## Work to do
Copy out every line from the one containing "svg-text:0: 0: [272, 193, 284, 217]" down to the one containing "svg-text:НАЗАД: НАЗАД: [2200, 390, 2218, 448]", with both of those lines included and each line reproduced without any change.

## Dataset excerpts
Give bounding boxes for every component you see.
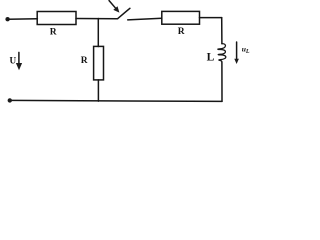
switch actuation arrow shaft	[109, 1, 116, 9]
wire top-left from terminal to R1	[8, 18, 37, 21]
wire from inductor bottom to bottom-right corner	[221, 62, 223, 101]
wire from R1 to switch hinge	[76, 18, 118, 20]
wire from switch right contact to R3	[128, 18, 162, 20]
inductor L coil (three right-bulging turns)	[218, 44, 226, 62]
wire from R3 to top-right corner	[200, 17, 222, 19]
arrow head: uL reference	[234, 59, 239, 64]
switch actuation arrow head	[113, 6, 119, 12]
resistor R1 (series box, top-left)	[37, 12, 76, 25]
arrow: uL reference (down) shaft	[236, 42, 238, 60]
node: junction of middle branch on top wire	[97, 19, 99, 47]
node: bottom input terminal dot	[8, 98, 12, 102]
svg-text:L: L	[207, 51, 215, 63]
svg-text:U: U	[10, 56, 17, 66]
wire from R2 bottom to bottom rail	[97, 80, 99, 101]
svg-text:R: R	[81, 56, 88, 66]
svg-text:uL: uL	[242, 45, 250, 55]
arrow: U source reference (down) shaft	[18, 52, 20, 63]
resistor R3 (series box, top-right)	[162, 11, 200, 24]
svg-text:R: R	[178, 27, 185, 37]
node: top input terminal dot	[5, 17, 9, 21]
resistor R2 (middle shunt box)	[94, 46, 104, 80]
arrow head: U reference	[16, 63, 22, 70]
wire right branch down to inductor	[221, 18, 223, 44]
svg-text:R: R	[50, 27, 57, 37]
switch S blade (open)	[118, 8, 130, 18]
wire bottom rail	[10, 100, 222, 101]
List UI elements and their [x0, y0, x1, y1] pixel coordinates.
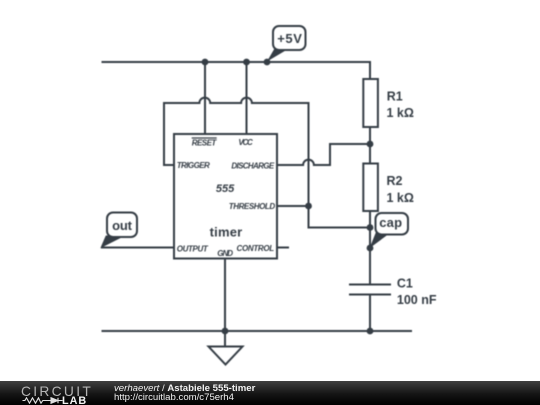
svg-text:TRIGGER: TRIGGER	[177, 161, 210, 170]
svg-text:out: out	[112, 218, 133, 233]
svg-text:cap: cap	[379, 215, 402, 230]
svg-text:VCC: VCC	[238, 138, 253, 147]
svg-text:R1: R1	[387, 90, 403, 104]
svg-text:CONTROL: CONTROL	[237, 244, 275, 253]
svg-text:OUTPUT: OUTPUT	[177, 245, 209, 254]
svg-text:DISCHARGE: DISCHARGE	[231, 161, 274, 170]
svg-text:100 nF: 100 nF	[397, 293, 437, 307]
svg-text:THRESHOLD: THRESHOLD	[229, 202, 276, 211]
svg-text:555: 555	[216, 183, 235, 195]
svg-text:1 kΩ: 1 kΩ	[387, 106, 414, 120]
svg-text:R2: R2	[387, 174, 403, 188]
svg-text:1 kΩ: 1 kΩ	[387, 191, 414, 205]
svg-text:C1: C1	[397, 277, 413, 291]
svg-text:+5V: +5V	[277, 31, 302, 46]
svg-text:RESET: RESET	[192, 138, 218, 147]
svg-text:GND: GND	[217, 249, 233, 258]
svg-text:timer: timer	[210, 225, 243, 240]
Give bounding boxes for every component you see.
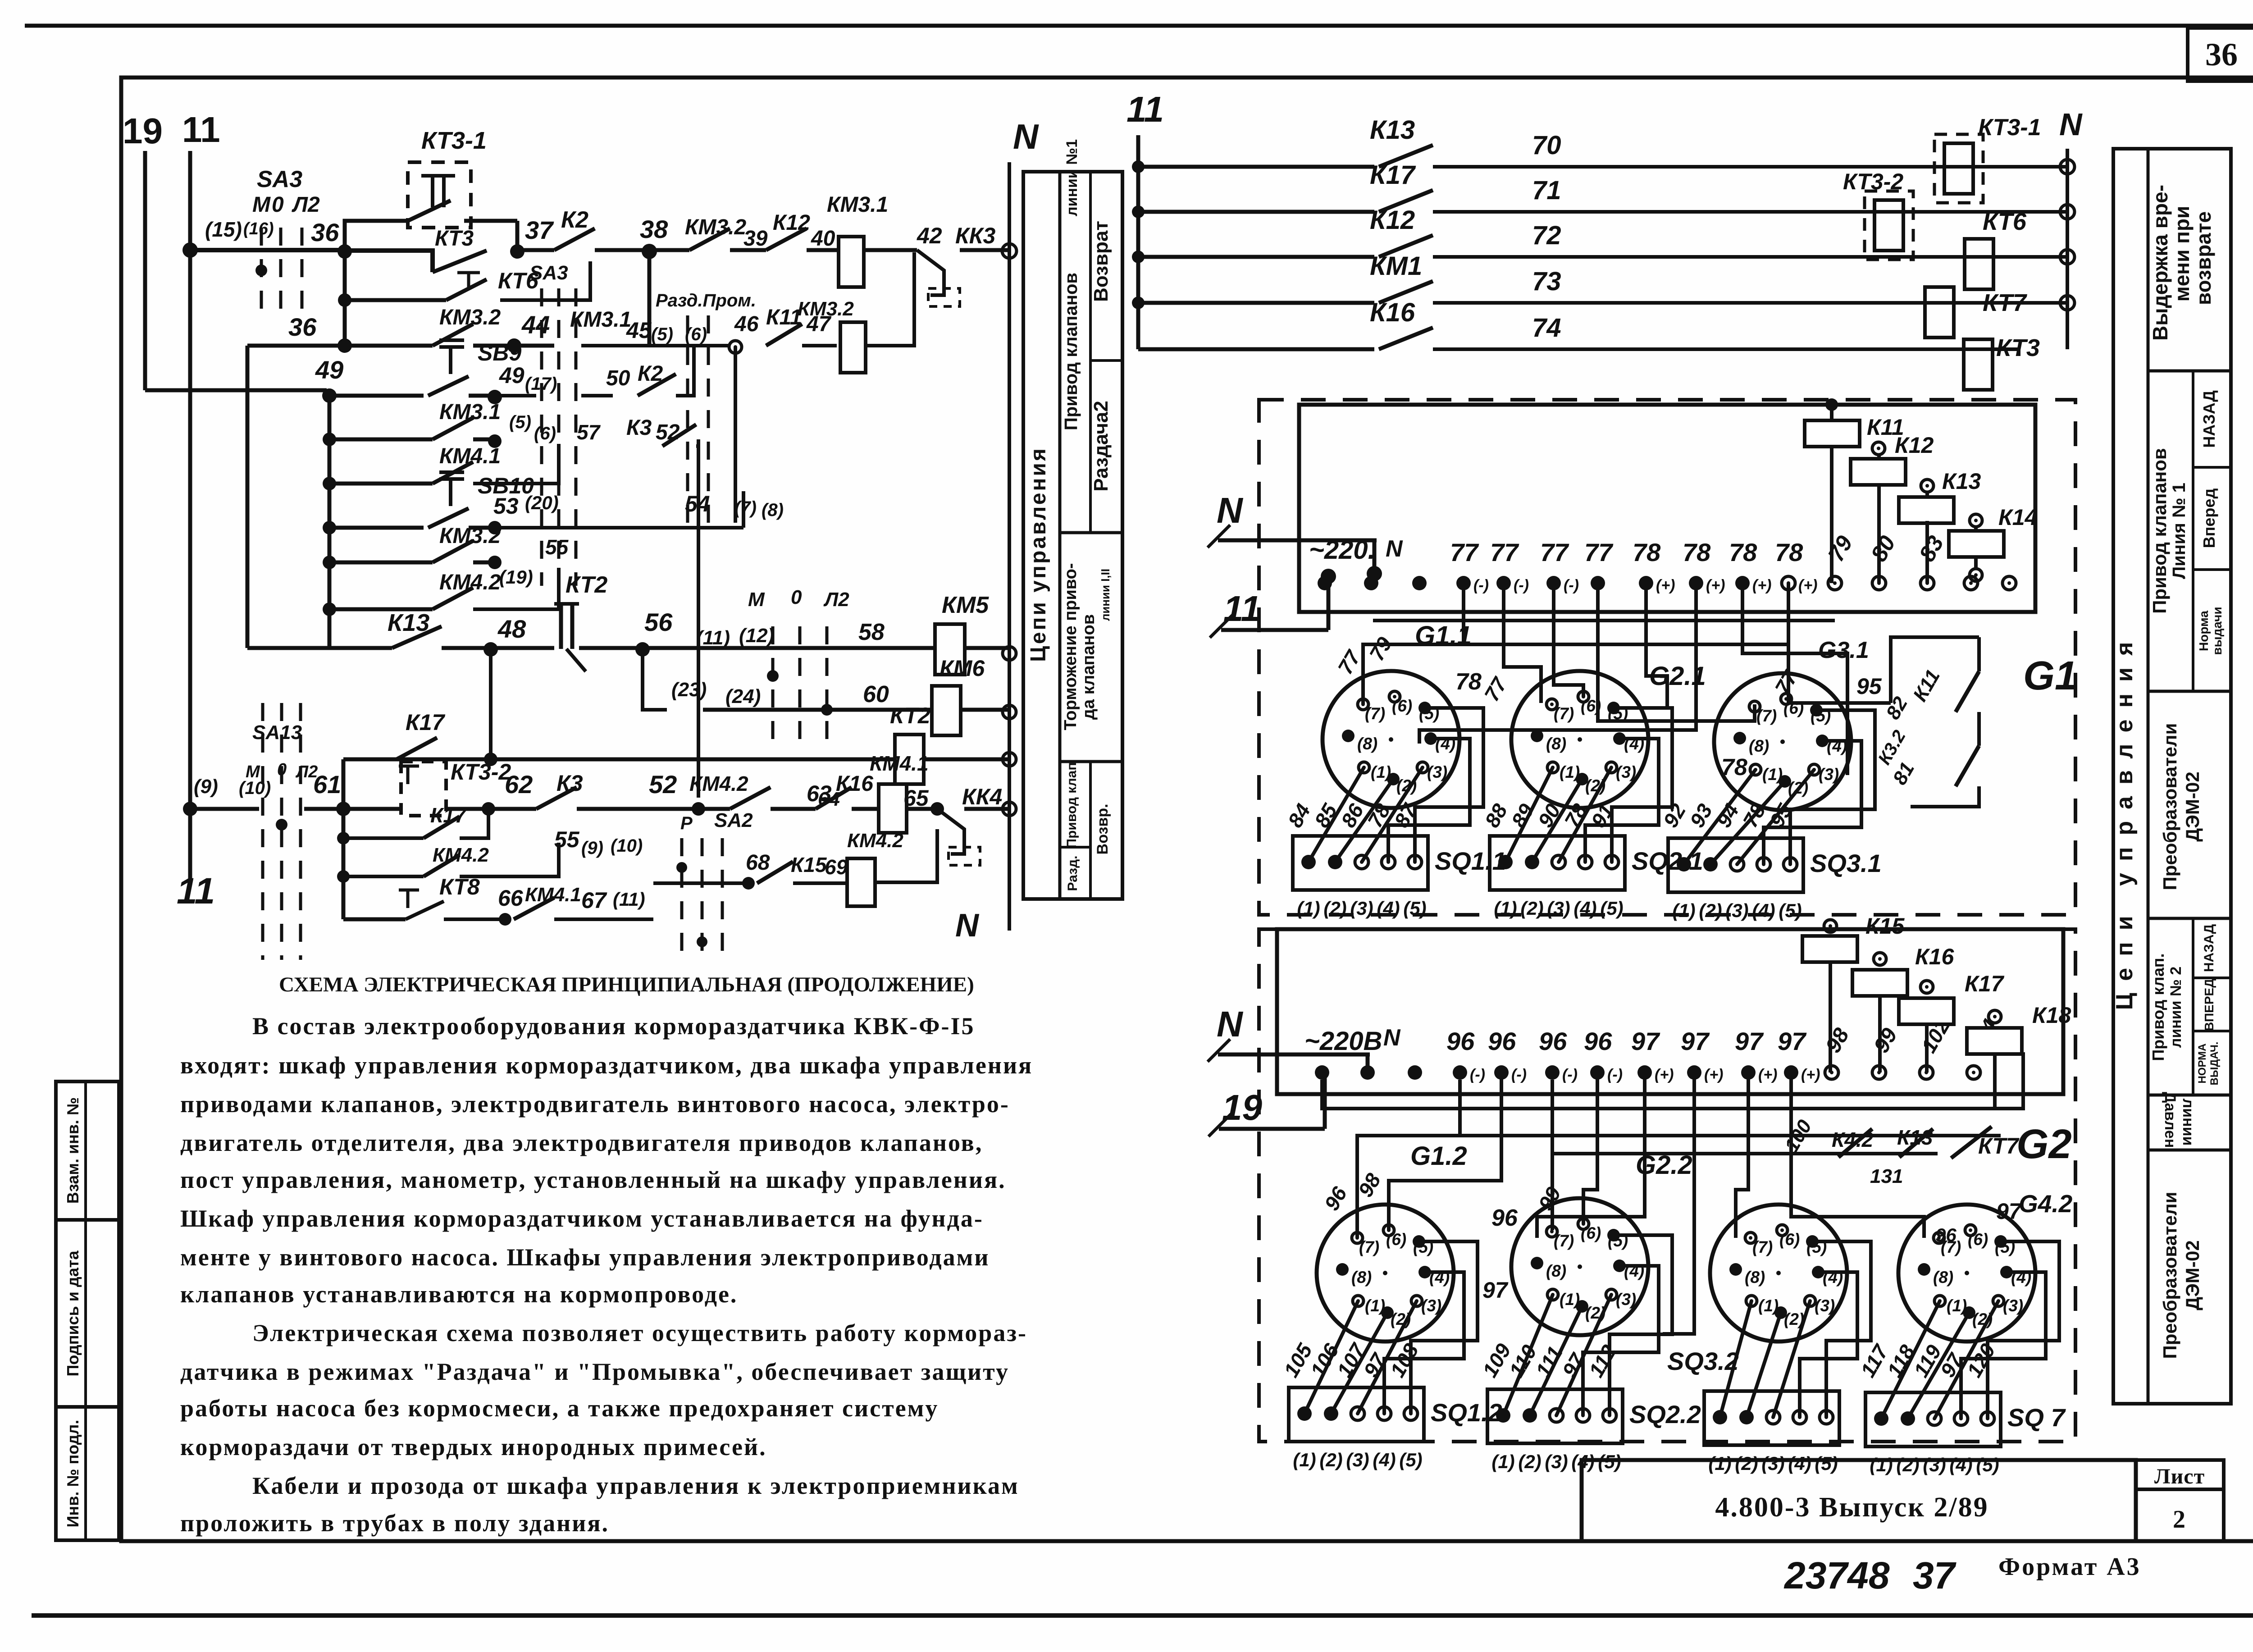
svg-text:0: 0: [272, 193, 284, 217]
svg-text:КТ2: КТ2: [566, 572, 607, 598]
svg-text:Цепи управления: Цепи управления: [2112, 630, 2138, 1010]
svg-text:мени при: мени при: [2170, 206, 2194, 302]
svg-text:(+): (+): [1706, 577, 1725, 594]
svg-text:(8): (8): [1351, 1268, 1372, 1287]
svg-text:11: 11: [177, 871, 215, 912]
svg-text:М: М: [246, 762, 260, 781]
svg-text:линии: линии: [2180, 1099, 2197, 1146]
svg-text:49: 49: [315, 356, 343, 384]
svg-text:(19): (19): [499, 566, 533, 588]
svg-text:(3): (3): [1616, 1290, 1636, 1309]
svg-text:(6): (6): [1779, 1230, 1800, 1249]
svg-text:М: М: [252, 193, 271, 217]
svg-text:К13: К13: [388, 609, 429, 636]
svg-text:(5): (5): [1815, 1453, 1838, 1474]
svg-text:Инв. № подл.: Инв. № подл.: [64, 1420, 82, 1528]
svg-text:кормораздачи от твердых инород: кормораздачи от твердых инородных примес…: [180, 1433, 767, 1460]
svg-text:Разд.Пром.: Разд.Пром.: [656, 291, 756, 310]
svg-text:Вперед: Вперед: [2200, 488, 2218, 548]
svg-text:(4): (4): [1752, 900, 1775, 921]
svg-text:SA3: SA3: [257, 166, 302, 192]
svg-text:(-): (-): [1473, 577, 1489, 594]
svg-text:КТ8: КТ8: [439, 874, 480, 899]
svg-text:(+): (+): [1704, 1066, 1724, 1083]
svg-text:66: 66: [498, 885, 524, 911]
svg-text:SQ 7: SQ 7: [2007, 1403, 2066, 1432]
svg-text:N: N: [1217, 490, 1244, 530]
svg-text:78: 78: [1721, 754, 1747, 780]
svg-text:77: 77: [1450, 538, 1479, 566]
svg-text:КТ3-2: КТ3-2: [451, 759, 511, 785]
svg-text:44: 44: [521, 310, 550, 339]
svg-text:КМ4.2: КМ4.2: [847, 830, 903, 852]
svg-text:работы насоса без кормосмеси,: работы насоса без кормосмеси, а также пр…: [180, 1395, 939, 1422]
svg-text:72: 72: [1532, 221, 1561, 250]
svg-text:(1): (1): [1708, 1453, 1731, 1474]
svg-text:КМ4.1: КМ4.1: [870, 752, 929, 775]
svg-text:НАЗАД: НАЗАД: [2200, 390, 2218, 448]
svg-text:возврате: возврате: [2192, 211, 2215, 305]
svg-text:(1): (1): [1762, 765, 1783, 784]
svg-text:(7): (7): [1752, 1238, 1773, 1256]
svg-text:(3): (3): [1346, 1449, 1369, 1470]
svg-text:N: N: [1217, 1004, 1244, 1044]
svg-text:(7): (7): [734, 498, 757, 518]
svg-text:СХЕМА ЭЛЕКТРИЧЕСКАЯ ПРИНЦИПИАЛ: СХЕМА ЭЛЕКТРИЧЕСКАЯ ПРИНЦИПИАЛЬНАЯ (ПРОД…: [279, 973, 974, 996]
svg-text:SQ3.2: SQ3.2: [1667, 1347, 1739, 1375]
svg-text:(6): (6): [534, 424, 556, 443]
svg-text:19: 19: [1222, 1087, 1262, 1127]
svg-text:Цепи управления: Цепи управления: [1026, 447, 1050, 662]
svg-text:входят: шкаф управления кормо: входят: шкаф управления кормораздатчиком…: [180, 1052, 1033, 1079]
svg-text:К17: К17: [1965, 971, 2005, 996]
svg-text:96: 96: [1446, 1027, 1475, 1055]
svg-text:(6): (6): [1392, 697, 1412, 715]
svg-text:SB9: SB9: [478, 340, 521, 365]
svg-text:(7): (7): [1554, 704, 1574, 723]
svg-text:Шкаф управления кормораздатчик: Шкаф управления кормораздатчиком устанав…: [180, 1205, 984, 1232]
svg-text:Привод клапанов: Привод клапанов: [2149, 448, 2170, 614]
svg-text:(4): (4): [1949, 1454, 1972, 1475]
svg-text:(3): (3): [1350, 898, 1373, 919]
svg-text:Кабели и прозода от шкафа упра: Кабели и прозода от шкафа управления к э…: [252, 1472, 1019, 1499]
svg-text:ВПЕРЕД: ВПЕРЕД: [2202, 979, 2216, 1031]
svg-text:(3): (3): [1545, 1451, 1568, 1472]
svg-text:52: 52: [649, 770, 677, 799]
svg-text:КТ3-1: КТ3-1: [1978, 114, 2041, 141]
svg-text:96: 96: [1584, 1027, 1612, 1055]
svg-text:36: 36: [288, 313, 317, 341]
svg-text:(2): (2): [1735, 1453, 1758, 1474]
svg-text:97: 97: [1482, 1278, 1509, 1303]
svg-text:19: 19: [123, 111, 163, 151]
svg-text:(1): (1): [1494, 898, 1517, 919]
svg-text:К16: К16: [1370, 298, 1415, 327]
svg-text:(1): (1): [1560, 763, 1580, 781]
svg-text:выдачи: выдачи: [2210, 607, 2224, 655]
svg-text:55: 55: [554, 827, 580, 852]
svg-text:Линия № 1: Линия № 1: [2169, 483, 2189, 579]
svg-text:97: 97: [1778, 1027, 1807, 1055]
svg-text:40: 40: [811, 227, 835, 251]
svg-text:Привод клапанов: Привод клапанов: [1061, 273, 1081, 430]
svg-text:ДЭМ-02: ДЭМ-02: [2182, 1240, 2203, 1310]
svg-text:N: N: [2059, 107, 2083, 142]
svg-text:(5): (5): [1779, 900, 1801, 921]
svg-text:54: 54: [685, 491, 710, 516]
svg-text:КТ3: КТ3: [1996, 334, 2040, 361]
svg-text:78: 78: [1455, 669, 1482, 695]
svg-text:Раздача2: Раздача2: [1090, 401, 1112, 491]
svg-text:Возврат: Возврат: [1090, 221, 1112, 302]
svg-text:линии №1: линии №1: [1063, 139, 1081, 216]
svg-text:(3): (3): [2003, 1296, 2023, 1315]
svg-text:SQ1.2: SQ1.2: [1431, 1398, 1502, 1427]
svg-text:(4): (4): [1571, 1451, 1594, 1472]
svg-text:53: 53: [493, 493, 519, 519]
svg-text:КТ3-2: КТ3-2: [1843, 169, 1903, 194]
svg-text:КМ3.2: КМ3.2: [439, 524, 501, 548]
svg-text:датчика в режимах "Раздача" и: датчика в режимах "Раздача" и "Промывка"…: [180, 1358, 1009, 1385]
svg-text:N: N: [955, 908, 980, 944]
svg-text:(1): (1): [1297, 898, 1320, 919]
svg-text:КМ5: КМ5: [942, 592, 989, 618]
svg-text:(5): (5): [1598, 1451, 1621, 1472]
svg-text:SA2: SA2: [714, 809, 753, 831]
svg-text:(2): (2): [1896, 1454, 1919, 1475]
svg-text:(-): (-): [1470, 1066, 1485, 1083]
svg-text:(5): (5): [651, 324, 673, 344]
svg-text:(8): (8): [762, 500, 784, 520]
svg-text:(-): (-): [1511, 1066, 1527, 1083]
svg-text:К15: К15: [1865, 913, 1905, 939]
svg-text:131: 131: [1870, 1165, 1903, 1187]
svg-text:Лист: Лист: [2154, 1465, 2205, 1488]
svg-text:К18: К18: [2032, 1003, 2071, 1028]
svg-text:ДЭМ-02: ДЭМ-02: [2182, 771, 2203, 842]
svg-text:НОРМА: НОРМА: [2196, 1043, 2208, 1083]
svg-text:К16: К16: [1915, 944, 1955, 969]
svg-text:КТ3: КТ3: [435, 227, 474, 251]
svg-text:ВЫДАЧ.: ВЫДАЧ.: [2208, 1042, 2221, 1086]
svg-text:(12): (12): [739, 625, 774, 647]
svg-text:Торможение приво-: Торможение приво-: [1061, 563, 1080, 730]
svg-text:58: 58: [858, 619, 885, 645]
svg-text:пост управления, манометр, уст: пост управления, манометр, установленный…: [180, 1166, 1006, 1193]
svg-text:68: 68: [746, 851, 770, 875]
svg-text:КМ3.1: КМ3.1: [827, 193, 888, 217]
svg-text:(3): (3): [1815, 1296, 1835, 1315]
svg-text:11: 11: [1223, 589, 1261, 629]
svg-text:(16): (16): [243, 219, 274, 238]
svg-text:64: 64: [818, 788, 840, 810]
svg-text:67: 67: [581, 888, 607, 913]
svg-text:Л2: Л2: [823, 589, 849, 611]
svg-text:КК4: КК4: [962, 784, 1002, 809]
svg-text:(9): (9): [581, 838, 603, 858]
svg-text:КТ3-1: КТ3-1: [421, 127, 487, 154]
svg-text:приводами клапанов, электродви: приводами клапанов, электродвигатель вин…: [180, 1091, 1010, 1118]
svg-text:(1): (1): [1947, 1296, 1967, 1315]
svg-text:(4): (4): [1377, 898, 1400, 919]
svg-text:38: 38: [640, 215, 668, 243]
svg-text:G1: G1: [2023, 653, 2077, 698]
svg-text:4.800-3 Выпуск 2/89: 4.800-3 Выпуск 2/89: [1715, 1492, 1988, 1523]
svg-text:(4): (4): [1373, 1449, 1396, 1470]
svg-text:(3): (3): [1547, 898, 1570, 919]
svg-text:КМ4.1: КМ4.1: [439, 444, 501, 468]
svg-text:(6): (6): [1968, 1230, 1988, 1249]
svg-text:(5): (5): [1399, 1449, 1422, 1470]
svg-text:(2): (2): [1323, 898, 1346, 919]
svg-text:К3: К3: [626, 416, 652, 440]
svg-text:(2): (2): [1319, 1449, 1342, 1470]
svg-text:менте у винтового насоса. Шкаф: менте у винтового насоса. Шкафы управлен…: [180, 1244, 990, 1271]
svg-text:Взам. инв. №: Взам. инв. №: [64, 1097, 82, 1204]
svg-text:N: N: [1383, 1025, 1401, 1051]
svg-text:К16: К16: [836, 772, 873, 796]
svg-text:КМ6: КМ6: [940, 656, 985, 681]
svg-text:К12: К12: [1370, 205, 1415, 235]
svg-text:56: 56: [644, 608, 673, 636]
svg-text:(9): (9): [194, 776, 218, 798]
svg-text:(1): (1): [1293, 1449, 1316, 1470]
svg-text:К12: К12: [773, 211, 810, 235]
svg-text:48: 48: [497, 615, 526, 643]
svg-text:SQ1.1: SQ1.1: [1435, 847, 1506, 875]
svg-text:2: 2: [2173, 1506, 2186, 1533]
svg-text:Л2: Л2: [292, 193, 320, 217]
svg-text:(+): (+): [1655, 1066, 1674, 1083]
svg-text:78: 78: [1729, 538, 1757, 566]
svg-text:(8): (8): [1546, 735, 1566, 753]
svg-text:(3): (3): [1616, 763, 1636, 781]
svg-text:(1): (1): [1672, 900, 1695, 921]
svg-text:К15: К15: [791, 853, 827, 876]
svg-text:К12: К12: [1895, 433, 1934, 458]
svg-text:(-): (-): [1562, 1066, 1578, 1083]
svg-text:97: 97: [1735, 1027, 1764, 1055]
svg-text:SQ3.1: SQ3.1: [1810, 849, 1882, 877]
svg-text:(5): (5): [1600, 898, 1623, 919]
svg-text:57: 57: [577, 420, 601, 444]
svg-text:КК3: КК3: [955, 223, 995, 248]
svg-text:КТ7: КТ7: [1978, 1133, 2020, 1159]
svg-text:КМ1: КМ1: [1370, 251, 1422, 281]
svg-text:~220В: ~220В: [1304, 1027, 1382, 1056]
svg-text:Преобразователи: Преобразователи: [2159, 723, 2180, 890]
svg-text:Норма: Норма: [2197, 611, 2211, 651]
svg-text:69: 69: [825, 855, 848, 879]
svg-text:(7): (7): [1365, 704, 1385, 723]
svg-text:37: 37: [525, 216, 554, 244]
svg-text:SA3: SA3: [529, 262, 568, 284]
svg-text:КМ4.2: КМ4.2: [689, 772, 748, 795]
svg-text:95: 95: [1856, 674, 1882, 699]
svg-text:(4): (4): [1573, 898, 1596, 919]
svg-text:(7): (7): [1554, 1232, 1574, 1250]
svg-text:G2: G2: [2016, 1121, 2072, 1167]
svg-text:К14: К14: [1998, 505, 2037, 530]
svg-text:да клапанов: да клапанов: [1079, 614, 1098, 720]
svg-text:М: М: [748, 589, 765, 611]
svg-text:К17: К17: [1370, 160, 1416, 190]
svg-text:39: 39: [743, 227, 768, 251]
svg-text:(2): (2): [1699, 900, 1722, 921]
svg-text:(1): (1): [1491, 1451, 1514, 1472]
svg-text:(+): (+): [1758, 1066, 1778, 1083]
svg-text:КМ4.1: КМ4.1: [525, 884, 581, 906]
svg-text:(8): (8): [1745, 1268, 1765, 1287]
svg-text:(+): (+): [1752, 577, 1772, 594]
svg-text:55: 55: [545, 535, 569, 559]
svg-text:(1): (1): [1758, 1296, 1779, 1315]
svg-text:Разд.: Разд.: [1065, 856, 1080, 891]
svg-text:(3): (3): [1427, 763, 1447, 781]
svg-text:97: 97: [1681, 1027, 1710, 1055]
svg-text:проложить в трубах в полу здан: проложить в трубах в полу здания.: [180, 1510, 609, 1537]
svg-text:0: 0: [791, 586, 802, 608]
svg-text:77: 77: [1540, 538, 1569, 566]
svg-text:G3.1: G3.1: [1818, 637, 1869, 663]
svg-text:36: 36: [311, 218, 339, 246]
svg-text:(3): (3): [1421, 1296, 1441, 1315]
svg-text:КМ3.2: КМ3.2: [798, 298, 854, 320]
svg-text:(5): (5): [1403, 898, 1426, 919]
svg-text:73: 73: [1532, 267, 1561, 296]
svg-text:КТ6: КТ6: [1983, 208, 2027, 235]
svg-text:(5): (5): [509, 412, 531, 432]
svg-text:SА13: SА13: [252, 721, 302, 744]
svg-text:50: 50: [606, 366, 630, 390]
svg-text:В состав электрооборудования к: В состав электрооборудования кормораздат…: [252, 1013, 975, 1040]
svg-text:78: 78: [1775, 538, 1803, 566]
svg-text:96: 96: [1488, 1027, 1516, 1055]
svg-text:N: N: [1013, 117, 1039, 156]
svg-text:(7): (7): [1359, 1238, 1379, 1256]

## Output for this exercise
svg-text:0: 0: [272, 193, 284, 217]
svg-text:КТ2: КТ2: [566, 572, 607, 598]
svg-text:Цепи управления: Цепи управления: [2112, 630, 2138, 1010]
svg-text:мени при: мени при: [2170, 206, 2194, 302]
svg-text:(+): (+): [1706, 577, 1725, 594]
svg-text:(8): (8): [1351, 1268, 1372, 1287]
svg-text:11: 11: [177, 871, 215, 912]
svg-text:М: М: [246, 762, 260, 781]
svg-text:линии: линии: [2180, 1099, 2197, 1146]
svg-text:49: 49: [315, 356, 343, 384]
svg-text:(19): (19): [499, 566, 533, 588]
svg-text:(3): (3): [1616, 1290, 1636, 1309]
svg-text:(6): (6): [1779, 1230, 1800, 1249]
svg-text:М: М: [252, 193, 271, 217]
svg-text:К13: К13: [388, 609, 429, 636]
svg-text:(5): (5): [1815, 1453, 1838, 1474]
svg-text:Инв. № подл.: Инв. № подл.: [64, 1420, 82, 1528]
svg-text:кормораздачи от твердых инород: кормораздачи от твердых инородных примес…: [180, 1433, 767, 1460]
svg-text:Разд.Пром.: Разд.Пром.: [656, 291, 756, 310]
svg-text:Вперед: Вперед: [2200, 488, 2218, 548]
svg-text:(4): (4): [1752, 900, 1775, 921]
svg-text:SA3: SA3: [257, 166, 302, 192]
svg-text:(-): (-): [1473, 577, 1489, 594]
svg-text:КТ8: КТ8: [439, 874, 480, 899]
svg-text:(+): (+): [1704, 1066, 1724, 1083]
svg-text:66: 66: [498, 885, 524, 911]
svg-text:SQ 7: SQ 7: [2007, 1403, 2066, 1432]
svg-text:N: N: [1217, 490, 1244, 530]
svg-text:78: 78: [1721, 754, 1747, 780]
svg-text:77: 77: [1450, 538, 1479, 566]
svg-text:КТ3-2: КТ3-2: [451, 759, 511, 785]
svg-text:44: 44: [521, 310, 550, 339]
svg-text:КМ4.2: КМ4.2: [847, 830, 903, 852]
svg-text:работы насоса без кормосмеси,: работы насоса без кормосмеси, а также пр…: [180, 1395, 939, 1422]
svg-text:72: 72: [1532, 221, 1561, 250]
svg-text:(1): (1): [1708, 1453, 1731, 1474]
svg-text:КМ4.1: КМ4.1: [870, 752, 929, 775]
svg-text:НАЗАД: НАЗАД: [2200, 390, 2218, 448]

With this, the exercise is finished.